Stored records >>
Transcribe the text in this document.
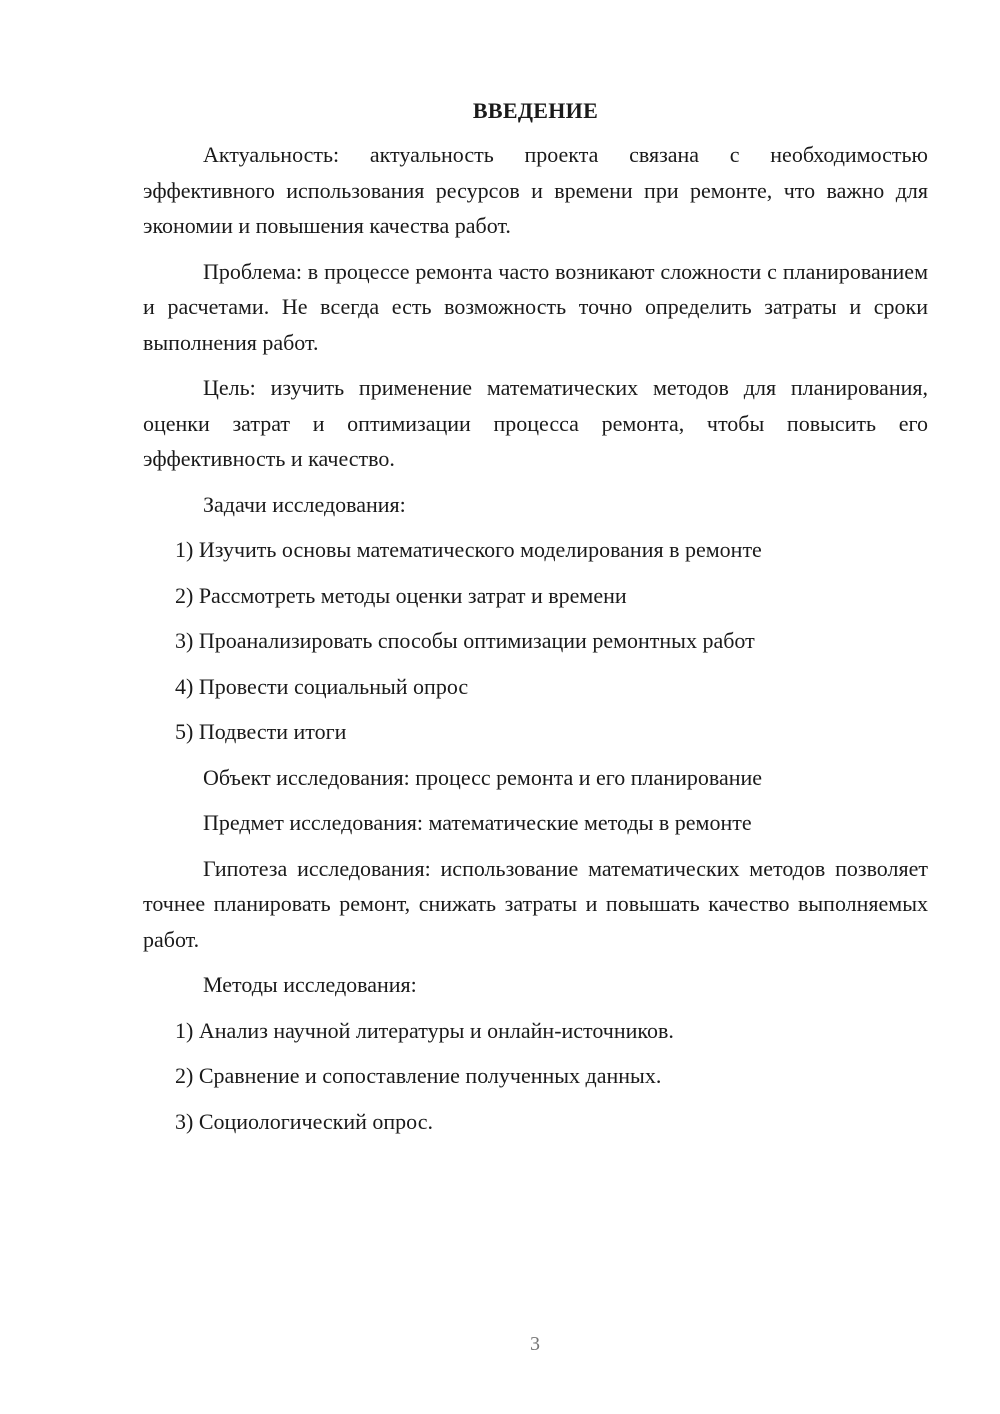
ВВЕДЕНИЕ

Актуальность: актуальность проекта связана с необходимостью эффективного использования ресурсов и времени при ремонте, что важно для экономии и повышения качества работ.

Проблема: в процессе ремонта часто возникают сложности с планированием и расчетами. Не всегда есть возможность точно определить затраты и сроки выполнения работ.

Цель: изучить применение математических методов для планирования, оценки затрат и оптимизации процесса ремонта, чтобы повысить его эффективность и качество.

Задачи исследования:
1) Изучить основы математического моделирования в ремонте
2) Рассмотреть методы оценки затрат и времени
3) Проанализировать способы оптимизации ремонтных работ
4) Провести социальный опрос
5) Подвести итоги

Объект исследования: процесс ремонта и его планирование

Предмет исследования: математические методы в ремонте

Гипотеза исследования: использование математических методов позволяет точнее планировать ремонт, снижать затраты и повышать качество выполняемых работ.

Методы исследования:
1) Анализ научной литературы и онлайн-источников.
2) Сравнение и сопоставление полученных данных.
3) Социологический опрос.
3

Aim of the exercise >>
In the records above, find the lines containing "опрос" and copy them.

Task output >>
4) Провести социальный опрос
3) Социологический опрос.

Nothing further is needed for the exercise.